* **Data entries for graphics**
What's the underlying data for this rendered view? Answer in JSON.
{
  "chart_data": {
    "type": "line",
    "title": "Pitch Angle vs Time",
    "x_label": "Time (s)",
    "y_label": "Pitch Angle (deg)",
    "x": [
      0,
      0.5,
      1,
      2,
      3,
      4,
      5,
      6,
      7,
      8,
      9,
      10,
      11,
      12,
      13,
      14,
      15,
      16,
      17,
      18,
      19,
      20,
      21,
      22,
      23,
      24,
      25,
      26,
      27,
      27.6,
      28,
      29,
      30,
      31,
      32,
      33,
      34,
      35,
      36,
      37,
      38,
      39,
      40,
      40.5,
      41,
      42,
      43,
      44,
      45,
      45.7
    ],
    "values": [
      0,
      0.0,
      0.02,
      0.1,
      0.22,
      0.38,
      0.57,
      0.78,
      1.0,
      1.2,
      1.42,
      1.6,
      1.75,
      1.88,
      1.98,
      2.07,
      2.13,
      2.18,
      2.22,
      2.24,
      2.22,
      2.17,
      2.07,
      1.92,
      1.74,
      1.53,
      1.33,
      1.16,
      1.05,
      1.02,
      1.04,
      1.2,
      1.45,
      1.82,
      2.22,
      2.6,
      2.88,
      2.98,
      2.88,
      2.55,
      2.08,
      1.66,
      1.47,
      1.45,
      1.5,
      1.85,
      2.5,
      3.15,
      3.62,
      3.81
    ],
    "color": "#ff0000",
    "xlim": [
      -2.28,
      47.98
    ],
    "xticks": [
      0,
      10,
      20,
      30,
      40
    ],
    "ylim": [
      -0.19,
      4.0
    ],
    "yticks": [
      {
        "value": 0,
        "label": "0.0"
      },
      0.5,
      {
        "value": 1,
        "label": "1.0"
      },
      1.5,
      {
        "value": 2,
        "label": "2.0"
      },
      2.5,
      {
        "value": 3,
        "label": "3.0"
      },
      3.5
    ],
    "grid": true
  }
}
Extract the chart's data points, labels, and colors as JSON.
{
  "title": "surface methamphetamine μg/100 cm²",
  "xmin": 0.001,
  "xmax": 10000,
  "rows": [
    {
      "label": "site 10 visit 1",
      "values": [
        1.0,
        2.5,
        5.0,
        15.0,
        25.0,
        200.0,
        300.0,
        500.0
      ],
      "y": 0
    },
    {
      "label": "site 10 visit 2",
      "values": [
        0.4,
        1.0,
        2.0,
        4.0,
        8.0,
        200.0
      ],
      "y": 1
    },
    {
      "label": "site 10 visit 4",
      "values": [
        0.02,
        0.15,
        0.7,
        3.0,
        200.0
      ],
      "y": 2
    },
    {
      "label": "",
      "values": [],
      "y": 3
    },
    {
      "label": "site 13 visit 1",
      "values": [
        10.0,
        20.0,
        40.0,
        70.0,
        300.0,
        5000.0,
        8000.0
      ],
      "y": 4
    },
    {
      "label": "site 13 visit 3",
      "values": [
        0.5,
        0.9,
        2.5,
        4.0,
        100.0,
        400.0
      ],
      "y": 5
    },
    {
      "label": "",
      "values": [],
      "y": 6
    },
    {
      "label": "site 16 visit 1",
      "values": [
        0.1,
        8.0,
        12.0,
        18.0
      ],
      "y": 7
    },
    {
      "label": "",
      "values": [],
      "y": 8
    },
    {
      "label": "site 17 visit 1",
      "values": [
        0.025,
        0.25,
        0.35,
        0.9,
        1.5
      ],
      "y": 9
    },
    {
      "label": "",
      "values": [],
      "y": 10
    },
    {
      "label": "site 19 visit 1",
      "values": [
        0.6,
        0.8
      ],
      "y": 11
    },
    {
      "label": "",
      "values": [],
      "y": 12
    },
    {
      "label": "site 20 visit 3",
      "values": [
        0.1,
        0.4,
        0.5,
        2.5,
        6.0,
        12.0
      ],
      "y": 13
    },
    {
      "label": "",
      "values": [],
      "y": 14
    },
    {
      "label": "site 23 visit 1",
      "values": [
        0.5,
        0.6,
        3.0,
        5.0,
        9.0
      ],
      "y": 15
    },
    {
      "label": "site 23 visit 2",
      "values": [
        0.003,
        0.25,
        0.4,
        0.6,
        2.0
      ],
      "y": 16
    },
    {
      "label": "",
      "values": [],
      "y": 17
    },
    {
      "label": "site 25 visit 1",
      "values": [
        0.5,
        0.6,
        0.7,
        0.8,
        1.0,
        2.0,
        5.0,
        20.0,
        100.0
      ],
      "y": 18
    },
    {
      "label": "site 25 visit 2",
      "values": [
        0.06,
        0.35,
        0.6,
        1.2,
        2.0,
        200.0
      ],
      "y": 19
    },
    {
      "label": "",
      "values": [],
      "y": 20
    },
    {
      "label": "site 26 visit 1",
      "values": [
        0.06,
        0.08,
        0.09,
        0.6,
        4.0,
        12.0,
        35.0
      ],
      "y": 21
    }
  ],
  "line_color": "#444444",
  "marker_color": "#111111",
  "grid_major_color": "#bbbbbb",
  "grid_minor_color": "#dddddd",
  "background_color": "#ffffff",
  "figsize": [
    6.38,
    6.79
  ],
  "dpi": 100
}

* **TASK PROMPT**
Write out every record shown above, word for word.

* **THE RESPONSE**
What's the underlying data for this rendered view? Answer in JSON.
{
  "chart_data": {
    "type": "line",
    "title": "Pitch Angle vs Time",
    "x_label": "Time (s)",
    "y_label": "Pitch Angle (deg)",
    "x": [
      0,
      0.5,
      1,
      2,
      3,
      4,
      5,
      6,
      7,
      8,
      9,
      10,
      11,
      12,
      13,
      14,
      15,
      16,
      17,
      18,
      19,
      20,
      21,
      22,
      23,
      24,
      25,
      26,
      27,
      27.6,
      28,
      29,
      30,
      31,
      32,
      33,
      34,
      35,
      36,
      37,
      38,
      39,
      40,
      40.5,
      41,
      42,
      43,
      44,
      45,
      45.7
    ],
    "values": [
      0,
      0.0,
      0.02,
      0.1,
      0.22,
      0.38,
      0.57,
      0.78,
      1.0,
      1.2,
      1.42,
      1.6,
      1.75,
      1.88,
      1.98,
      2.07,
      2.13,
      2.18,
      2.22,
      2.24,
      2.22,
      2.17,
      2.07,
      1.92,
      1.74,
      1.53,
      1.33,
      1.16,
      1.05,
      1.02,
      1.04,
      1.2,
      1.45,
      1.82,
      2.22,
      2.6,
      2.88,
      2.98,
      2.88,
      2.55,
      2.08,
      1.66,
      1.47,
      1.45,
      1.5,
      1.85,
      2.5,
      3.15,
      3.62,
      3.81
    ],
    "color": "#ff0000",
    "xlim": [
      -2.28,
      47.98
    ],
    "xticks": [
      0,
      10,
      20,
      30,
      40
    ],
    "ylim": [
      -0.19,
      4.0
    ],
    "yticks": [
      {
        "value": 0,
        "label": "0.0"
      },
      0.5,
      {
        "value": 1,
        "label": "1.0"
      },
      1.5,
      {
        "value": 2,
        "label": "2.0"
      },
      2.5,
      {
        "value": 3,
        "label": "3.0"
      },
      3.5
    ],
    "grid": true
  }
}
Extract the chart's data points, labels, and colors as JSON.
{
  "title": "surface methamphetamine μg/100 cm²",
  "xmin": 0.001,
  "xmax": 10000,
  "rows": [
    {
      "label": "site 10 visit 1",
      "values": [
        1.0,
        2.5,
        5.0,
        15.0,
        25.0,
        200.0,
        300.0,
        500.0
      ],
      "y": 0
    },
    {
      "label": "site 10 visit 2",
      "values": [
        0.4,
        1.0,
        2.0,
        4.0,
        8.0,
        200.0
      ],
      "y": 1
    },
    {
      "label": "site 10 visit 4",
      "values": [
        0.02,
        0.15,
        0.7,
        3.0,
        200.0
      ],
      "y": 2
    },
    {
      "label": "",
      "values": [],
      "y": 3
    },
    {
      "label": "site 13 visit 1",
      "values": [
        10.0,
        20.0,
        40.0,
        70.0,
        300.0,
        5000.0,
        8000.0
      ],
      "y": 4
    },
    {
      "label": "site 13 visit 3",
      "values": [
        0.5,
        0.9,
        2.5,
        4.0,
        100.0,
        400.0
      ],
      "y": 5
    },
    {
      "label": "",
      "values": [],
      "y": 6
    },
    {
      "label": "site 16 visit 1",
      "values": [
        0.1,
        8.0,
        12.0,
        18.0
      ],
      "y": 7
    },
    {
      "label": "",
      "values": [],
      "y": 8
    },
    {
      "label": "site 17 visit 1",
      "values": [
        0.025,
        0.25,
        0.35,
        0.9,
        1.5
      ],
      "y": 9
    },
    {
      "label": "",
      "values": [],
      "y": 10
    },
    {
      "label": "site 19 visit 1",
      "values": [
        0.6,
        0.8
      ],
      "y": 11
    },
    {
      "label": "",
      "values": [],
      "y": 12
    },
    {
      "label": "site 20 visit 3",
      "values": [
        0.1,
        0.4,
        0.5,
        2.5,
        6.0,
        12.0
      ],
      "y": 13
    },
    {
      "label": "",
      "values": [],
      "y": 14
    },
    {
      "label": "site 23 visit 1",
      "values": [
        0.5,
        0.6,
        3.0,
        5.0,
        9.0
      ],
      "y": 15
    },
    {
      "label": "site 23 visit 2",
      "values": [
        0.003,
        0.25,
        0.4,
        0.6,
        2.0
      ],
      "y": 16
    },
    {
      "label": "",
      "values": [],
      "y": 17
    },
    {
      "label": "site 25 visit 1",
      "values": [
        0.5,
        0.6,
        0.7,
        0.8,
        1.0,
        2.0,
        5.0,
        20.0,
        100.0
      ],
      "y": 18
    },
    {
      "label": "site 25 visit 2",
      "values": [
        0.06,
        0.35,
        0.6,
        1.2,
        2.0,
        200.0
      ],
      "y": 19
    },
    {
      "label": "",
      "values": [],
      "y": 20
    },
    {
      "label": "site 26 visit 1",
      "values": [
        0.06,
        0.08,
        0.09,
        0.6,
        4.0,
        12.0,
        35.0
      ],
      "y": 21
    }
  ],
  "line_color": "#444444",
  "marker_color": "#111111",
  "grid_major_color": "#bbbbbb",
  "grid_minor_color": "#dddddd",
  "background_color": "#ffffff",
  "figsize": [
    6.38,
    6.79
  ],
  "dpi": 100
}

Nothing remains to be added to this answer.